* _WHAT NEEDS TO BE DONE_
Retype each entry below exactly as it stands.

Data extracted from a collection
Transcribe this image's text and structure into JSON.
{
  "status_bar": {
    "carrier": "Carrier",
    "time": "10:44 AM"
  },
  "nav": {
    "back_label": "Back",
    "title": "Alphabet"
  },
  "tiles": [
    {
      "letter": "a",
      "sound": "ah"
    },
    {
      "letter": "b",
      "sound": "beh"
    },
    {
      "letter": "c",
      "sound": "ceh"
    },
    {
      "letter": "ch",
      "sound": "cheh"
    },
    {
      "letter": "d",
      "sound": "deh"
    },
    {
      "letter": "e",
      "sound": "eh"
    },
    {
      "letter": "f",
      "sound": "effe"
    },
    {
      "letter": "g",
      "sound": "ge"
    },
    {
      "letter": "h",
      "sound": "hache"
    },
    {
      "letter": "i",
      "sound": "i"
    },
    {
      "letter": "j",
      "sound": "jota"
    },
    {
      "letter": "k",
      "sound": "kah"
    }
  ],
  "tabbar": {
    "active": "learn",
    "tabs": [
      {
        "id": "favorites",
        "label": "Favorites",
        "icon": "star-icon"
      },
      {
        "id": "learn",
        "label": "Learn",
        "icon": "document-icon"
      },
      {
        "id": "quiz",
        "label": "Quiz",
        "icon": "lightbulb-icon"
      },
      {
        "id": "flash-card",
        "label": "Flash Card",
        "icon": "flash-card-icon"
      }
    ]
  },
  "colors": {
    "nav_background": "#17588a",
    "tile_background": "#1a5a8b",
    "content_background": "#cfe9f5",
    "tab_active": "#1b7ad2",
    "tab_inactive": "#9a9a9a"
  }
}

* _OUTPUT FOR THIS TASK_
Transcribe this image's text and structure into JSON.
{
  "status_bar": {
    "carrier": "Carrier",
    "time": "10:44 AM"
  },
  "nav": {
    "back_label": "Back",
    "title": "Alphabet"
  },
  "tiles": [
    {
      "letter": "a",
      "sound": "ah"
    },
    {
      "letter": "b",
      "sound": "beh"
    },
    {
      "letter": "c",
      "sound": "ceh"
    },
    {
      "letter": "ch",
      "sound": "cheh"
    },
    {
      "letter": "d",
      "sound": "deh"
    },
    {
      "letter": "e",
      "sound": "eh"
    },
    {
      "letter": "f",
      "sound": "effe"
    },
    {
      "letter": "g",
      "sound": "ge"
    },
    {
      "letter": "h",
      "sound": "hache"
    },
    {
      "letter": "i",
      "sound": "i"
    },
    {
      "letter": "j",
      "sound": "jota"
    },
    {
      "letter": "k",
      "sound": "kah"
    }
  ],
  "tabbar": {
    "active": "learn",
    "tabs": [
      {
        "id": "favorites",
        "label": "Favorites",
        "icon": "star-icon"
      },
      {
        "id": "learn",
        "label": "Learn",
        "icon": "document-icon"
      },
      {
        "id": "quiz",
        "label": "Quiz",
        "icon": "lightbulb-icon"
      },
      {
        "id": "flash-card",
        "label": "Flash Card",
        "icon": "flash-card-icon"
      }
    ]
  },
  "colors": {
    "nav_background": "#17588a",
    "tile_background": "#1a5a8b",
    "content_background": "#cfe9f5",
    "tab_active": "#1b7ad2",
    "tab_inactive": "#9a9a9a"
  }
}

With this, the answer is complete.